- [Supplied records]

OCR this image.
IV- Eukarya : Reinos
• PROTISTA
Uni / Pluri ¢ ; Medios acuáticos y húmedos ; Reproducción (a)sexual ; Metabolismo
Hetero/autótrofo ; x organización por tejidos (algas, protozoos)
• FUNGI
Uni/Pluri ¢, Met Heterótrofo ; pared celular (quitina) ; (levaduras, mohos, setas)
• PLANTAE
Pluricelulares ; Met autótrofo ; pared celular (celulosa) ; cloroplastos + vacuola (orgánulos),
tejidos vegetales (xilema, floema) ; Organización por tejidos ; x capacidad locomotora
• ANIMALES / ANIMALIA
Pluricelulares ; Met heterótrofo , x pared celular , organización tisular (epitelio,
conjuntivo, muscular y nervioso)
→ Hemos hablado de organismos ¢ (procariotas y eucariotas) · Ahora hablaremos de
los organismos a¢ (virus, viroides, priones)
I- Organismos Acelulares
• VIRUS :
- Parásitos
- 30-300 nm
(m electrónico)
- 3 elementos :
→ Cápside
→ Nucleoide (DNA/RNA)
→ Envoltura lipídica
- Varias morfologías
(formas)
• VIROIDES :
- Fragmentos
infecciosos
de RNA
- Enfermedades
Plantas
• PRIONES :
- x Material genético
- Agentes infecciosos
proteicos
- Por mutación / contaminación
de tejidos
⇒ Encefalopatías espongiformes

- [Your assignment] The answer must be an exact copy of every record above.

- [Task output]
OCR this image.
IV- Eukarya : Reinos
• PROTISTA
Uni / Pluri ¢ ; Medios acuáticos y húmedos ; Reproducción (a)sexual ; Metabolismo
Hetero/autótrofo ; x organización por tejidos (algas, protozoos)
• FUNGI
Uni/Pluri ¢, Met Heterótrofo ; pared celular (quitina) ; (levaduras, mohos, setas)
• PLANTAE
Pluricelulares ; Met autótrofo ; pared celular (celulosa) ; cloroplastos + vacuola (orgánulos),
tejidos vegetales (xilema, floema) ; Organización por tejidos ; x capacidad locomotora
• ANIMALES / ANIMALIA
Pluricelulares ; Met heterótrofo , x pared celular , organización tisular (epitelio,
conjuntivo, muscular y nervioso)
→ Hemos hablado de organismos ¢ (procariotas y eucariotas) · Ahora hablaremos de
los organismos a¢ (virus, viroides, priones)
I- Organismos Acelulares
• VIRUS :
- Parásitos
- 30-300 nm
(m electrónico)
- 3 elementos :
→ Cápside
→ Nucleoide (DNA/RNA)
→ Envoltura lipídica
- Varias morfologías
(formas)
• VIROIDES :
- Fragmentos
infecciosos
de RNA
- Enfermedades
Plantas
• PRIONES :
- x Material genético
- Agentes infecciosos
proteicos
- Por mutación / contaminación
de tejidos
⇒ Encefalopatías espongiformes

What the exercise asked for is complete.